§ **EXERCISE INSTRUCTIONS**
Would you transcribe the listing that follows, character for character, and omit its images?

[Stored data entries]
---+---
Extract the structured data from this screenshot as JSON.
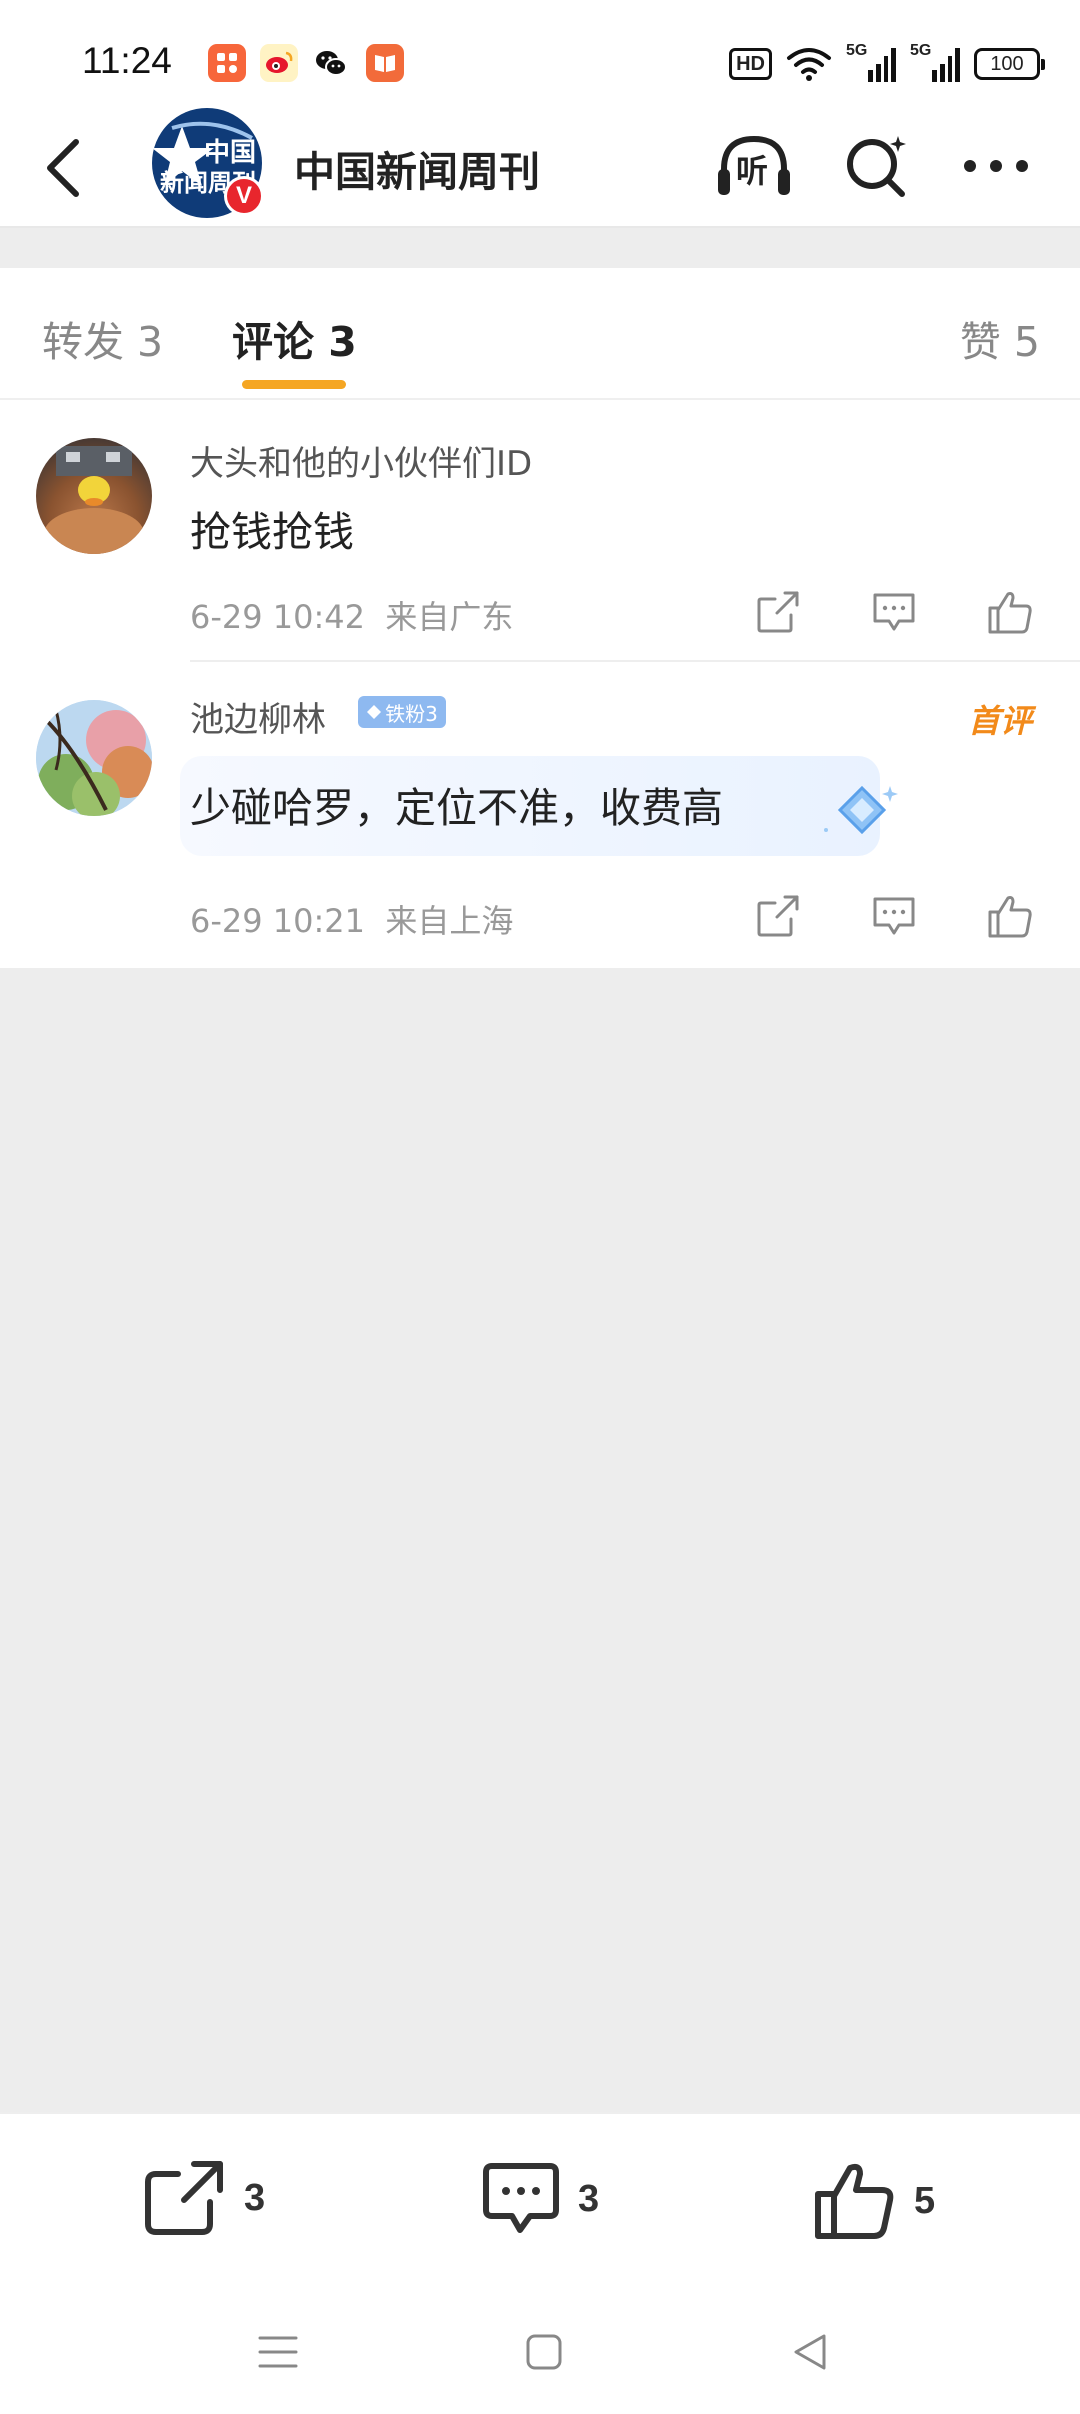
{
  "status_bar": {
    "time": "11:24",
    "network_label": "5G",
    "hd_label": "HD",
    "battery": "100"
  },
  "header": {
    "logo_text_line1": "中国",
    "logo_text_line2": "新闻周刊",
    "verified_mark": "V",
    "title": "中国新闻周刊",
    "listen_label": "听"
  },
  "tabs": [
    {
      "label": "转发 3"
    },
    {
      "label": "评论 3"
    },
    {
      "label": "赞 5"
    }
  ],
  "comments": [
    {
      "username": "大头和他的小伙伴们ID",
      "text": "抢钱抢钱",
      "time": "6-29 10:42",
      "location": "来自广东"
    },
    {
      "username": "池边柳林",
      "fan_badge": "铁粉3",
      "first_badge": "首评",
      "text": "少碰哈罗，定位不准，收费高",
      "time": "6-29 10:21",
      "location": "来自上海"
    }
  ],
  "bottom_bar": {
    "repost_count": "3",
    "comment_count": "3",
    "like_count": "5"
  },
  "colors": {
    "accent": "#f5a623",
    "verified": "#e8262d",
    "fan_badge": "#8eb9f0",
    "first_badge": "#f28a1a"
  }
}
---+---
§ **EXERCISE ANSWER**
Extract the structured data from this screenshot as JSON.
{
  "status_bar": {
    "time": "11:24",
    "network_label": "5G",
    "hd_label": "HD",
    "battery": "100"
  },
  "header": {
    "logo_text_line1": "中国",
    "logo_text_line2": "新闻周刊",
    "verified_mark": "V",
    "title": "中国新闻周刊",
    "listen_label": "听"
  },
  "tabs": [
    {
      "label": "转发 3"
    },
    {
      "label": "评论 3"
    },
    {
      "label": "赞 5"
    }
  ],
  "comments": [
    {
      "username": "大头和他的小伙伴们ID",
      "text": "抢钱抢钱",
      "time": "6-29 10:42",
      "location": "来自广东"
    },
    {
      "username": "池边柳林",
      "fan_badge": "铁粉3",
      "first_badge": "首评",
      "text": "少碰哈罗，定位不准，收费高",
      "time": "6-29 10:21",
      "location": "来自上海"
    }
  ],
  "bottom_bar": {
    "repost_count": "3",
    "comment_count": "3",
    "like_count": "5"
  },
  "colors": {
    "accent": "#f5a623",
    "verified": "#e8262d",
    "fan_badge": "#8eb9f0",
    "first_badge": "#f28a1a"
  }
}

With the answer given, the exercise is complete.